» **PROBLEM**: Repeat exactly the lines beginning at the one that contains "What does this" and running to the end of the material. Omit the pictures.

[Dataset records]
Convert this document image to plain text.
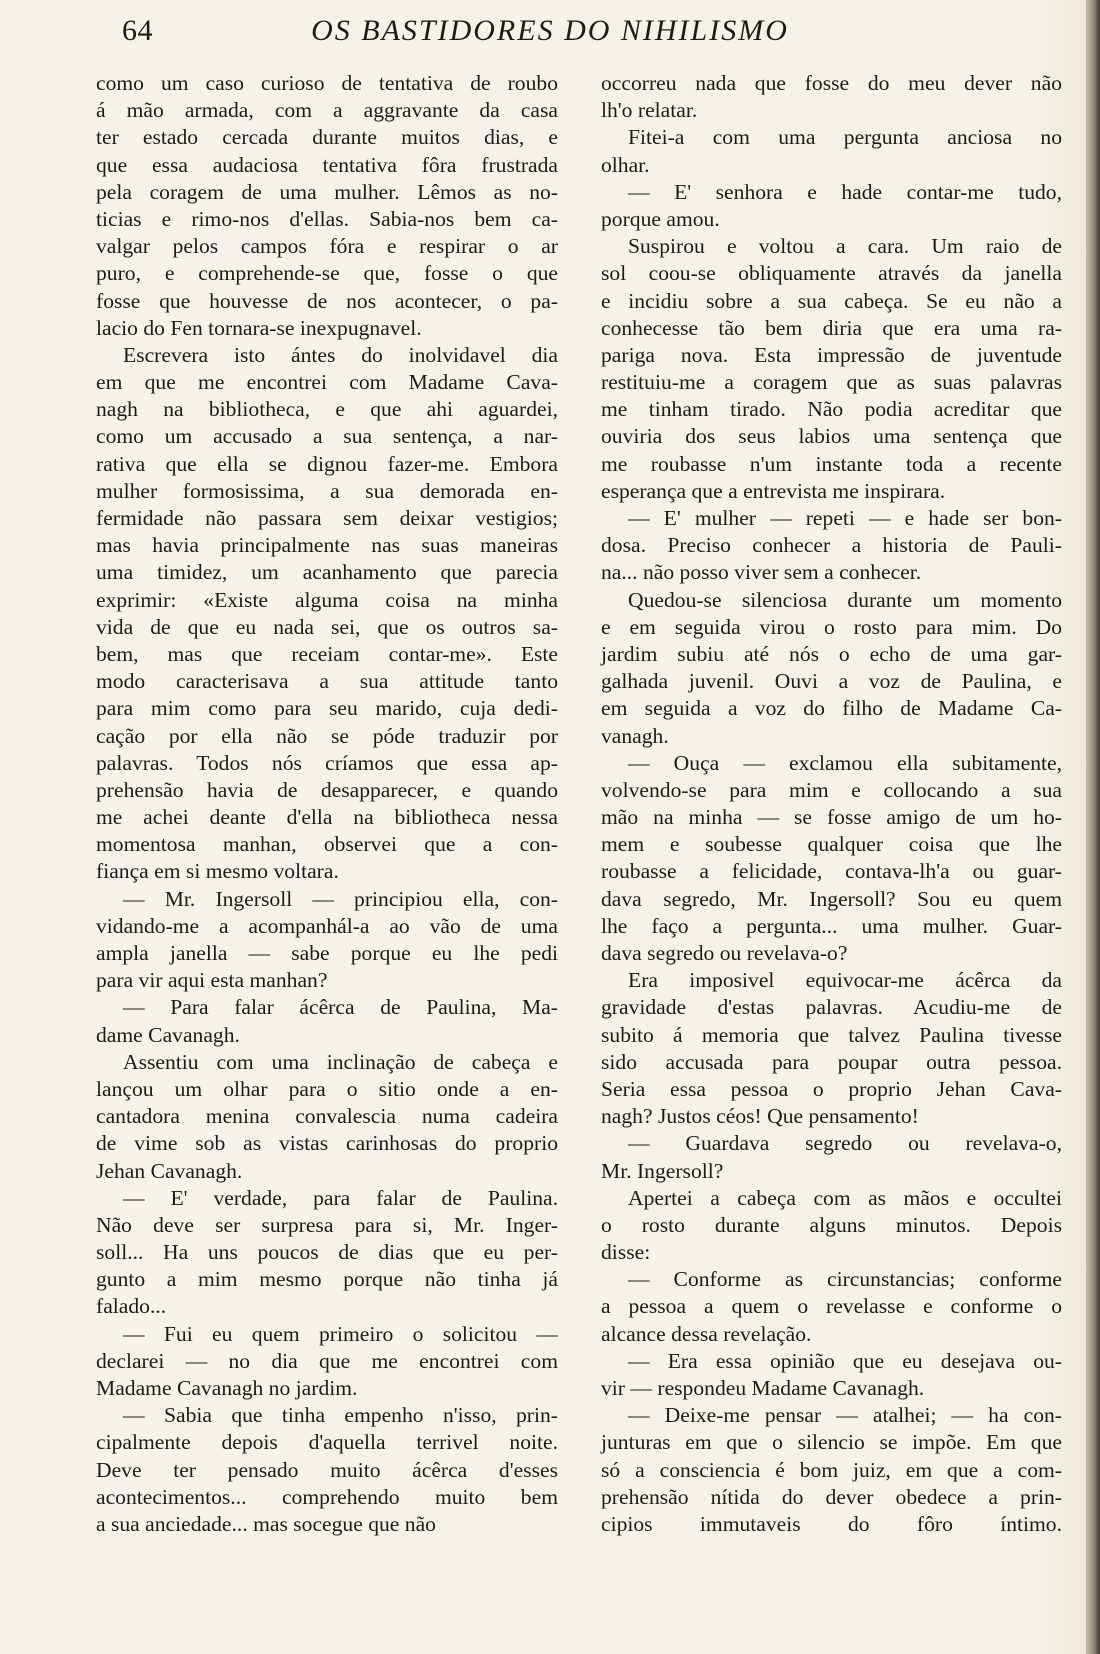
64	OS BASTIDORES DO NIHILISMO
como um caso curioso de tentativa de roubo
á mão armada, com a aggravante da casa
ter estado cercada durante muitos dias, e
que essa audaciosa tentativa fôra frustrada
pela coragem de uma mulher. Lêmos as no-
ticias e rimo-nos d'ellas. Sabia-nos bem ca-
valgar pelos campos fóra e respirar o ar
puro, e comprehende-se que, fosse o que
fosse que houvesse de nos acontecer, o pa-
lacio do Fen tornara-se inexpugnavel.
Escrevera isto ántes do inolvidavel dia
em que me encontrei com Madame Cava-
nagh na bibliotheca, e que ahi aguardei,
como um accusado a sua sentença, a nar-
rativa que ella se dignou fazer-me. Embora
mulher formosissima, a sua demorada en-
fermidade não passara sem deixar vestigios;
mas havia principalmente nas suas maneiras
uma timidez, um acanhamento que parecia
exprimir: «Existe alguma coisa na minha
vida de que eu nada sei, que os outros sa-
bem, mas que receiam contar-me». Este
modo caracterisava a sua attitude tanto
para mim como para seu marido, cuja dedi-
cação por ella não se póde traduzir por
palavras. Todos nós críamos que essa ap-
prehensão havia de desapparecer, e quando
me achei deante d'ella na bibliotheca nessa
momentosa manhan, observei que a con-
fiança em si mesmo voltara.
— Mr. Ingersoll — principiou ella, con-
vidando-me a acompanhál-a ao vão de uma
ampla janella — sabe porque eu lhe pedi
para vir aqui esta manhan?
— Para falar ácêrca de Paulina, Ma-
dame Cavanagh.
Assentiu com uma inclinação de cabeça e
lançou um olhar para o sitio onde a en-
cantadora menina convalescia numa cadeira
de vime sob as vistas carinhosas do proprio
Jehan Cavanagh.
— E' verdade, para falar de Paulina.
Não deve ser surpresa para si, Mr. Inger-
soll... Ha uns poucos de dias que eu per-
gunto a mim mesmo porque não tinha já
falado...
— Fui eu quem primeiro o solicitou —
declarei — no dia que me encontrei com
Madame Cavanagh no jardim.
— Sabia que tinha empenho n'isso, prin-
cipalmente depois d'aquella terrivel noite.
Deve ter pensado muito ácêrca d'esses
acontecimentos... comprehendo muito bem
a sua anciedade... mas socegue que não
occorreu nada que fosse do meu dever não
lh'o relatar.
Fitei-a com uma pergunta anciosa no
olhar.
— E' senhora e hade contar-me tudo,
porque amou.
Suspirou e voltou a cara. Um raio de
sol coou-se obliquamente através da janella
e incidiu sobre a sua cabeça. Se eu não a
conhecesse tão bem diria que era uma ra-
pariga nova. Esta impressão de juventude
restituiu-me a coragem que as suas palavras
me tinham tirado. Não podia acreditar que
ouviria dos seus labios uma sentença que
me roubasse n'um instante toda a recente
esperança que a entrevista me inspirara.
— E' mulher — repeti — e hade ser bon-
dosa. Preciso conhecer a historia de Pauli-
na... não posso viver sem a conhecer.
Quedou-se silenciosa durante um momento
e em seguida virou o rosto para mim. Do
jardim subiu até nós o echo de uma gar-
galhada juvenil. Ouvi a voz de Paulina, e
em seguida a voz do filho de Madame Ca-
vanagh.
— Ouça — exclamou ella subitamente,
volvendo-se para mim e collocando a sua
mão na minha — se fosse amigo de um ho-
mem e soubesse qualquer coisa que lhe
roubasse a felicidade, contava-lh'a ou guar-
dava segredo, Mr. Ingersoll? Sou eu quem
lhe faço a pergunta... uma mulher. Guar-
dava segredo ou revelava-o?
Era imposivel equivocar-me ácêrca da
gravidade d'estas palavras. Acudiu-me de
subito á memoria que talvez Paulina tivesse
sido accusada para poupar outra pessoa.
Seria essa pessoa o proprio Jehan Cava-
nagh? Justos céos! Que pensamento!
— Guardava segredo ou revelava-o,
Mr. Ingersoll?
Apertei a cabeça com as mãos e occultei
o rosto durante alguns minutos. Depois
disse:
— Conforme as circunstancias; conforme
a pessoa a quem o revelasse e conforme o
alcance dessa revelação.
— Era essa opinião que eu desejava ou-
vir — respondeu Madame Cavanagh.
— Deixe-me pensar — atalhei; — ha con-
junturas em que o silencio se impõe. Em que
só a consciencia é bom juiz, em que a com-
prehensão nítida do dever obedece a prin-
cipios immutaveis do fôro íntimo.
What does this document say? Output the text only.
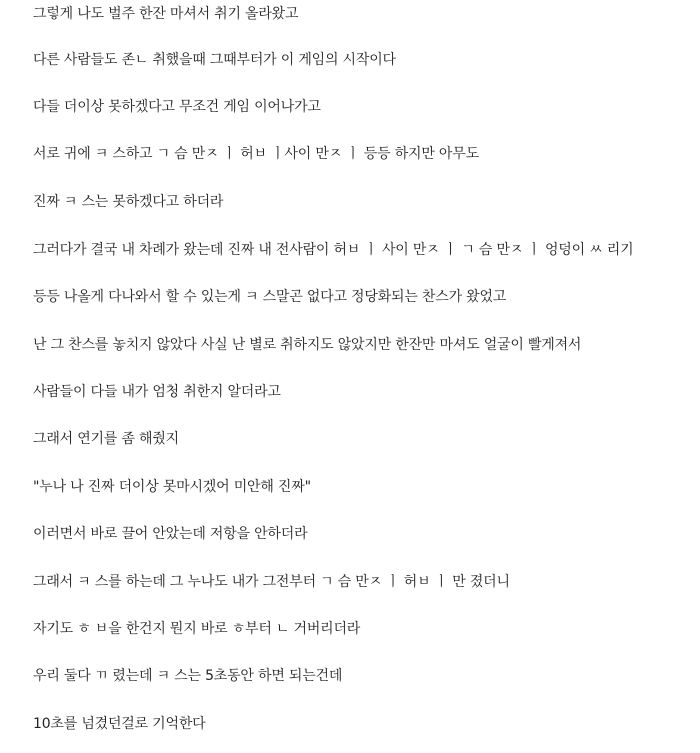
그렇게 나도 벌주 한잔 마셔서 취기 올라왔고

다른 사람들도 존ㄴ 취했을때 그때부터가 이 게임의 시작이다

다들 더이상 못하겠다고 무조건 게임 이어나가고

서로 귀에 ㅋ 스하고 ㄱ 슴 만ㅈ ㅣ 허ㅂ ㅣ사이 만ㅈ ㅣ 등등 하지만 아무도

진짜 ㅋ 스는 못하겠다고 하더라

그러다가 결국 내 차례가 왔는데 진짜 내 전사람이 허ㅂ ㅣ 사이 만ㅈ ㅣ ㄱ 슴 만ㅈ ㅣ 엉덩이 ㅆ 리기

등등 나올게 다나와서 할 수 있는게 ㅋ 스말곤 없다고 정당화되는 찬스가 왔었고

난 그 찬스를 놓치지 않았다 사실 난 별로 취하지도 않았지만 한잔만 마셔도 얼굴이 빨게져서

사람들이 다들 내가 엄청 취한지 알더라고

그래서 연기를 좀 해줬지

"누나 나 진짜 더이상 못마시겠어 미안해 진짜"

이러면서 바로 끌어 안았는데 저항을 안하더라

그래서 ㅋ 스를 하는데 그 누나도 내가 그전부터 ㄱ 슴 만ㅈ ㅣ 허ㅂ ㅣ 만 졌더니

자기도 ㅎ ㅂ을 한건지 뭔지 바로 ㅎ부터 ㄴ 거버리더라

우리 둘다 ㄲ 렸는데 ㅋ 스는 5초동안 하면 되는건데

10초를 넘겼던걸로 기억한다
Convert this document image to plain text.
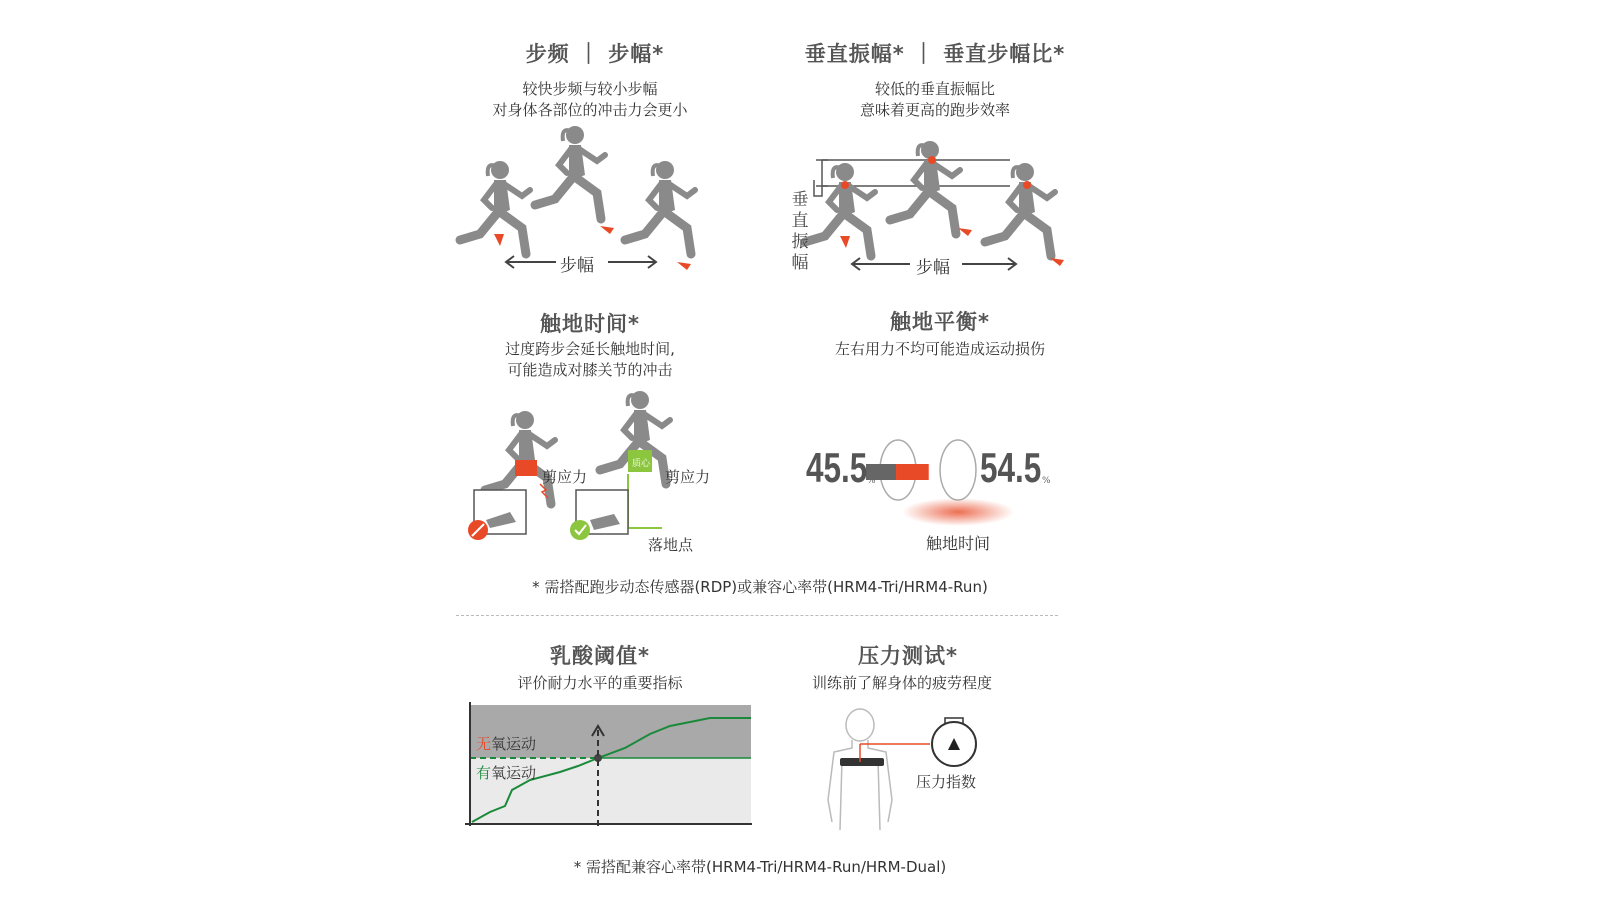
步频 ｜ 步幅*
较快步频与较小步幅
对身体各部位的冲击力会更小
步幅
垂直振幅* ｜ 垂直步幅比*
较低的垂直振幅比
意味着更高的跑步效率
垂
直
振
幅	步幅
触地时间*
过度跨步会延长触地时间,
可能造成对膝关节的冲击
剪应力	剪应力
质心
落地点
触地平衡*
左右用力不均可能造成运动损伤
45.5 % 54.5 %
触地时间
* 需搭配跑步动态传感器(RDP)或兼容心率带(HRM4-Tri/HRM4-Run)
乳酸阈值*
评价耐力水平的重要指标
无氧运动
有氧运动
压力测试*
训练前了解身体的疲劳程度
压力指数
* 需搭配兼容心率带(HRM4-Tri/HRM4-Run/HRM-Dual)
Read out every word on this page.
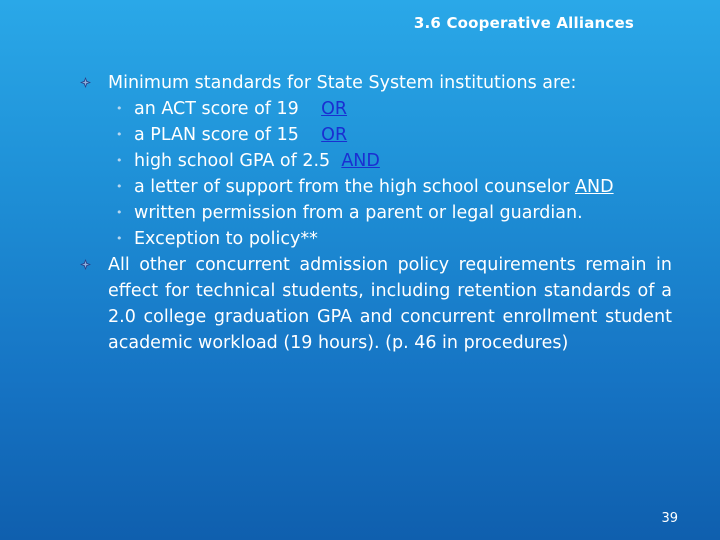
3.6 Cooperative Alliances
Minimum standards for State System institutions are:
• an ACT score of 19 OR
• a PLAN score of 15 OR
• high school GPA of 2.5 AND
• a letter of support from the high school counselor AND
• written permission from a parent or legal guardian.
• Exception to policy**
All other concurrent admission policy requirements remain in effect for technical students, including retention standards of a 2.0 college graduation GPA and concurrent enrollment student academic workload (19 hours). (p. 46 in procedures)
39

» **RESPONSE TO THE EXERCISE**:
What does this document say? Output the text only.
그렇게 나도 벌주 한잔 마셔서 취기 올라왔고

다른 사람들도 존ㄴ 취했을때 그때부터가 이 게임의 시작이다

다들 더이상 못하겠다고 무조건 게임 이어나가고

서로 귀에 ㅋ 스하고 ㄱ 슴 만ㅈ ㅣ 허ㅂ ㅣ사이 만ㅈ ㅣ 등등 하지만 아무도

진짜 ㅋ 스는 못하겠다고 하더라

그러다가 결국 내 차례가 왔는데 진짜 내 전사람이 허ㅂ ㅣ 사이 만ㅈ ㅣ ㄱ 슴 만ㅈ ㅣ 엉덩이 ㅆ 리기

등등 나올게 다나와서 할 수 있는게 ㅋ 스말곤 없다고 정당화되는 찬스가 왔었고

난 그 찬스를 놓치지 않았다 사실 난 별로 취하지도 않았지만 한잔만 마셔도 얼굴이 빨게져서

사람들이 다들 내가 엄청 취한지 알더라고

그래서 연기를 좀 해줬지

"누나 나 진짜 더이상 못마시겠어 미안해 진짜"

이러면서 바로 끌어 안았는데 저항을 안하더라

그래서 ㅋ 스를 하는데 그 누나도 내가 그전부터 ㄱ 슴 만ㅈ ㅣ 허ㅂ ㅣ 만 졌더니

자기도 ㅎ ㅂ을 한건지 뭔지 바로 ㅎ부터 ㄴ 거버리더라

우리 둘다 ㄲ 렸는데 ㅋ 스는 5초동안 하면 되는건데

10초를 넘겼던걸로 기억한다
Convert this document image to plain text.
步频 ｜ 步幅*
较快步频与较小步幅
对身体各部位的冲击力会更小
步幅
垂直振幅* ｜ 垂直步幅比*
较低的垂直振幅比
意味着更高的跑步效率
垂
直
振
幅	步幅
触地时间*
过度跨步会延长触地时间,
可能造成对膝关节的冲击
剪应力	剪应力
质心
落地点
触地平衡*
左右用力不均可能造成运动损伤
45.5 % 54.5 %
触地时间
* 需搭配跑步动态传感器(RDP)或兼容心率带(HRM4-Tri/HRM4-Run)
乳酸阈值*
评价耐力水平的重要指标
无氧运动
有氧运动
压力测试*
训练前了解身体的疲劳程度
压力指数
* 需搭配兼容心率带(HRM4-Tri/HRM4-Run/HRM-Dual)
Read out every word on this page.
3.6 Cooperative Alliances
Minimum standards for State System institutions are:
• an ACT score of 19 OR
• a PLAN score of 15 OR
• high school GPA of 2.5 AND
• a letter of support from the high school counselor AND
• written permission from a parent or legal guardian.
• Exception to policy**
All other concurrent admission policy requirements remain in effect for technical students, including retention standards of a 2.0 college graduation GPA and concurrent enrollment student academic workload (19 hours). (p. 46 in procedures)
39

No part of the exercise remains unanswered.